### TASK DIRECTIONS
Reproduce the data word for word, from the line containing "Identify 50 of" down to the line containing "x-tick-label: Water (150 mg) (254, 284, 271, 398)", with both of those lines included. Omit the picture from your reproduction.

### ROWS
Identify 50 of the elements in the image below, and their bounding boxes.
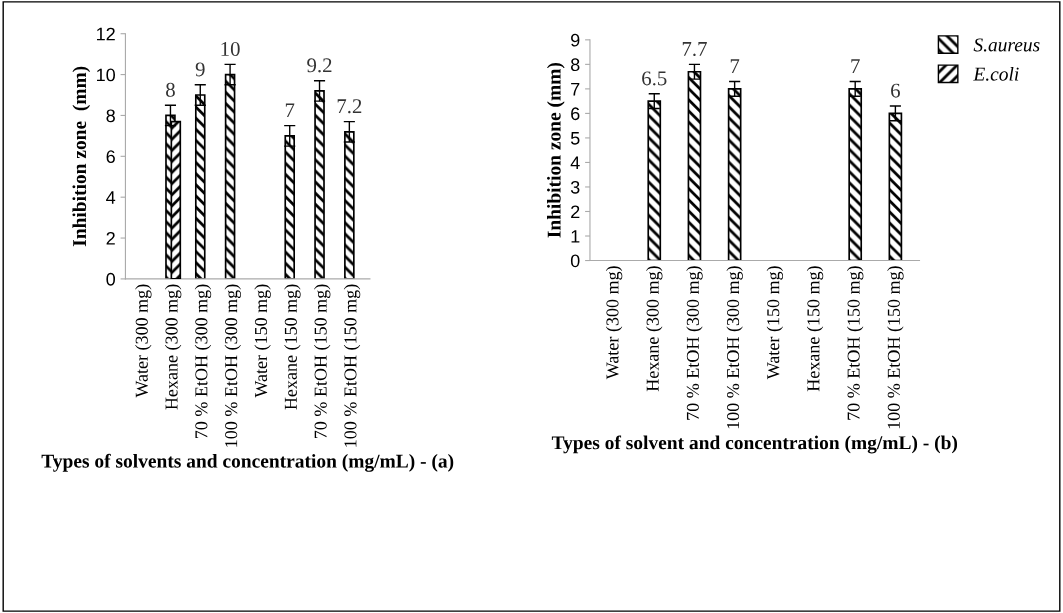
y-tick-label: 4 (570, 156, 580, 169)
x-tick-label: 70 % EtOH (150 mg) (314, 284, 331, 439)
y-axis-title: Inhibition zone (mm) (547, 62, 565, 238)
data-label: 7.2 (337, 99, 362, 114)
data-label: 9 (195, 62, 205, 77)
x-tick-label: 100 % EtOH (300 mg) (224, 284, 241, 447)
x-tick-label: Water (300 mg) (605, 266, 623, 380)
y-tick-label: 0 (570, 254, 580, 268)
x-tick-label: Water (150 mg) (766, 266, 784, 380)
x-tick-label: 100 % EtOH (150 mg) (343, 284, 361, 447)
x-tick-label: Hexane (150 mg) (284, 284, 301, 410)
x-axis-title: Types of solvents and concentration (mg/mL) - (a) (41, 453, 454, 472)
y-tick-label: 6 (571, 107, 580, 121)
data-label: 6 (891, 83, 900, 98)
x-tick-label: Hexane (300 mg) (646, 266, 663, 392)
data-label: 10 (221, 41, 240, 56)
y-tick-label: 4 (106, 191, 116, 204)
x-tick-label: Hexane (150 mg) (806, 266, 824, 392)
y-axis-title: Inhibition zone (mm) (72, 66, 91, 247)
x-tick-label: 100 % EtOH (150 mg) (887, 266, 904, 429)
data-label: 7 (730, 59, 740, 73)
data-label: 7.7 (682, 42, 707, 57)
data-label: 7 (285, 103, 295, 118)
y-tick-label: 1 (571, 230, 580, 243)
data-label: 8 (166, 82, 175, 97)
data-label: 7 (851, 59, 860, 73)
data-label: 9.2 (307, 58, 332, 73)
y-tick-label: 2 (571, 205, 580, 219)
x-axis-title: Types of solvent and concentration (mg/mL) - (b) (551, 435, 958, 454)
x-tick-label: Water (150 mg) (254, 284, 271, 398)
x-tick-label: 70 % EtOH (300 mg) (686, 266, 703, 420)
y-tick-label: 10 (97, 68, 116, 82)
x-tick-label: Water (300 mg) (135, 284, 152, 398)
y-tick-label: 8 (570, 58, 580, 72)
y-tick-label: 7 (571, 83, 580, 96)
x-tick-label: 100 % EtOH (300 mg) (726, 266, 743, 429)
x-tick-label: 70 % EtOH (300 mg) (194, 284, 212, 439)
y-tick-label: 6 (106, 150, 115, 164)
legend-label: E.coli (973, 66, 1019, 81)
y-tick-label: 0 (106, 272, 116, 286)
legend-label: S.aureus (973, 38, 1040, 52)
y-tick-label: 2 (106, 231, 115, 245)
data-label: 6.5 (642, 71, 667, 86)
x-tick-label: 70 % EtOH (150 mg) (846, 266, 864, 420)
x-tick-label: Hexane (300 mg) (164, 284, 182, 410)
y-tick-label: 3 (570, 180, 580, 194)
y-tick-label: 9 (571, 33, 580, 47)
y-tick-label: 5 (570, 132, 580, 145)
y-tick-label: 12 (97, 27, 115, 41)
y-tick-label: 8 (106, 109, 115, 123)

* * *

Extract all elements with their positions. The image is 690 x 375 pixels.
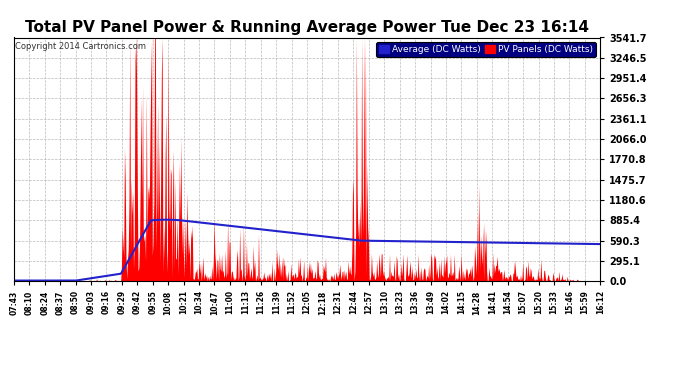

==

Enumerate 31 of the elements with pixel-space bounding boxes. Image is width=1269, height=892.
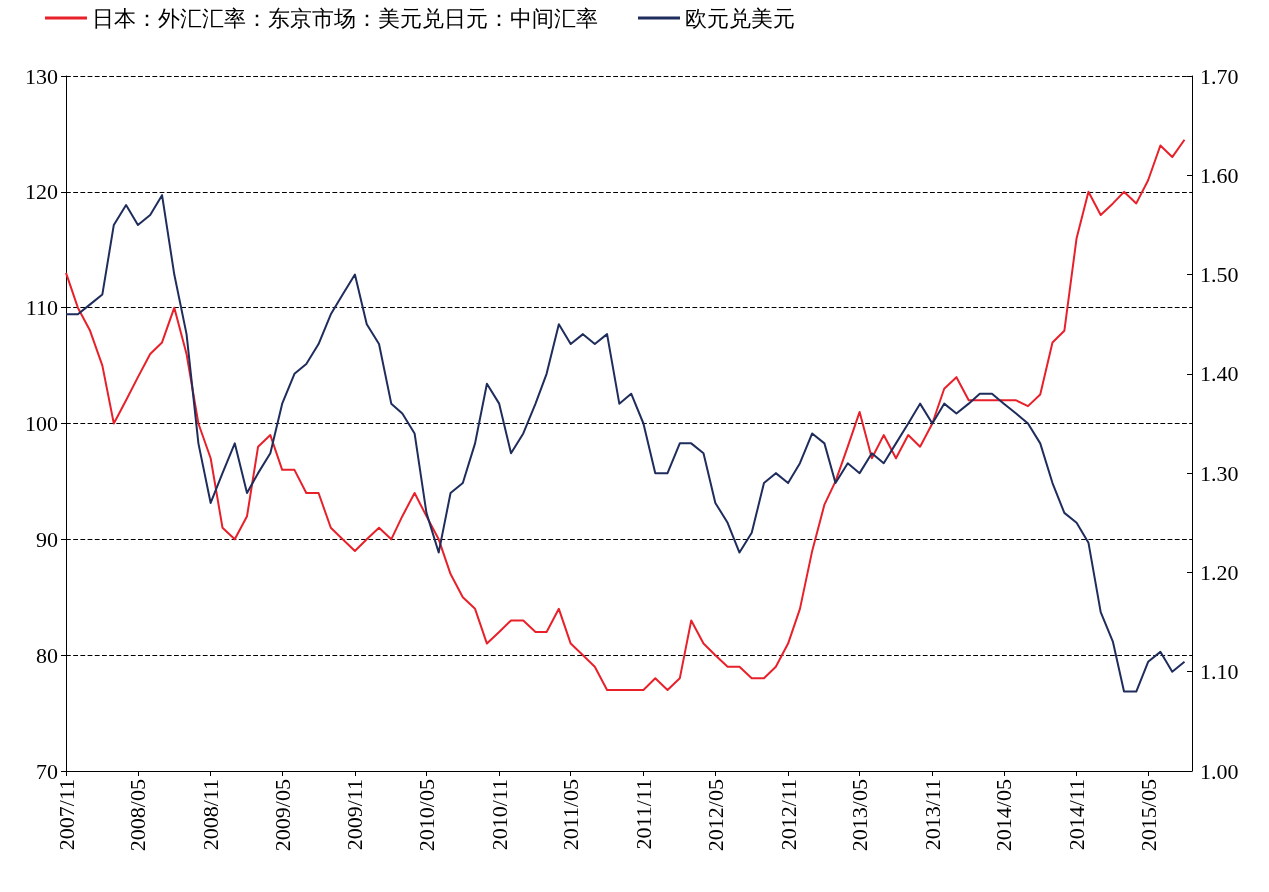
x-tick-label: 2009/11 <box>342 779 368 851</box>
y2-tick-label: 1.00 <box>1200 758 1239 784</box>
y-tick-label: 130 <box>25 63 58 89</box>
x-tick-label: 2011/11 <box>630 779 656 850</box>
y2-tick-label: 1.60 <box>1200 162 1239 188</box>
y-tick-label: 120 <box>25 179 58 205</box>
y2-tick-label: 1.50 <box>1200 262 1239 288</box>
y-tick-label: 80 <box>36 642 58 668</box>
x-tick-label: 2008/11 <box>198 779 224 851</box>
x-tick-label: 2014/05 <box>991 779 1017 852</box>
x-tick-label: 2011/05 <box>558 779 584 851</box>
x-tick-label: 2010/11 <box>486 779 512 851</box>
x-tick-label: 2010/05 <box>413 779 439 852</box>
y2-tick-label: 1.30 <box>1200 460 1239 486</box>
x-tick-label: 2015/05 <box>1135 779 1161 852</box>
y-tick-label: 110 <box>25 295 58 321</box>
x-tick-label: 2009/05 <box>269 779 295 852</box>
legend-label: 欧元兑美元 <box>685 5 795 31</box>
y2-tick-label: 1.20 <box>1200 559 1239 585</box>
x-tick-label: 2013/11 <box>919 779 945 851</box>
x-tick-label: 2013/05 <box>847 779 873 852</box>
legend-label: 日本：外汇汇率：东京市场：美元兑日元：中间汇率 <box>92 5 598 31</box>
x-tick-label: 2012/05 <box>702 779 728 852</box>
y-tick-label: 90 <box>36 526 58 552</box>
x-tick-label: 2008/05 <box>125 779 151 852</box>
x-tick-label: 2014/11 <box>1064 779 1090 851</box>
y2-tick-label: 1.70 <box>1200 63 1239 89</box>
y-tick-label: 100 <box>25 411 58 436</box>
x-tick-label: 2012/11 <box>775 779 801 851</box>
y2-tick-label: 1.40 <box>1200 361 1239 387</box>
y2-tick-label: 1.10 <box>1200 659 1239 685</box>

### RESULT FOR THIS EXERCISE
Identify 50 of the elements in the image below, and their bounding boxes.
y-tick-label: 4 (570, 156, 580, 169)
x-tick-label: 70 % EtOH (150 mg) (314, 284, 331, 439)
y-axis-title: Inhibition zone (mm) (547, 62, 565, 238)
data-label: 7.2 (337, 99, 362, 114)
data-label: 9 (195, 62, 205, 77)
x-tick-label: 100 % EtOH (300 mg) (224, 284, 241, 447)
x-tick-label: Water (300 mg) (605, 266, 623, 380)
y-tick-label: 0 (570, 254, 580, 268)
x-tick-label: Water (150 mg) (766, 266, 784, 380)
x-tick-label: 100 % EtOH (150 mg) (343, 284, 361, 447)
x-tick-label: Hexane (150 mg) (284, 284, 301, 410)
x-axis-title: Types of solvents and concentration (mg/mL) - (a) (41, 453, 454, 472)
y-tick-label: 6 (571, 107, 580, 121)
data-label: 6 (891, 83, 900, 98)
x-tick-label: Hexane (300 mg) (646, 266, 663, 392)
data-label: 10 (221, 41, 240, 56)
y-tick-label: 4 (106, 191, 116, 204)
x-tick-label: Hexane (150 mg) (806, 266, 824, 392)
y-axis-title: Inhibition zone (mm) (72, 66, 91, 247)
x-tick-label: 100 % EtOH (150 mg) (887, 266, 904, 429)
data-label: 7 (730, 59, 740, 73)
data-label: 7.7 (682, 42, 707, 57)
data-label: 7 (285, 103, 295, 118)
y-tick-label: 1 (571, 230, 580, 243)
data-label: 8 (166, 82, 175, 97)
data-label: 7 (851, 59, 860, 73)
data-label: 9.2 (307, 58, 332, 73)
y-tick-label: 2 (571, 205, 580, 219)
x-axis-title: Types of solvent and concentration (mg/mL) - (b) (551, 435, 958, 454)
x-tick-label: Water (150 mg) (254, 284, 271, 398)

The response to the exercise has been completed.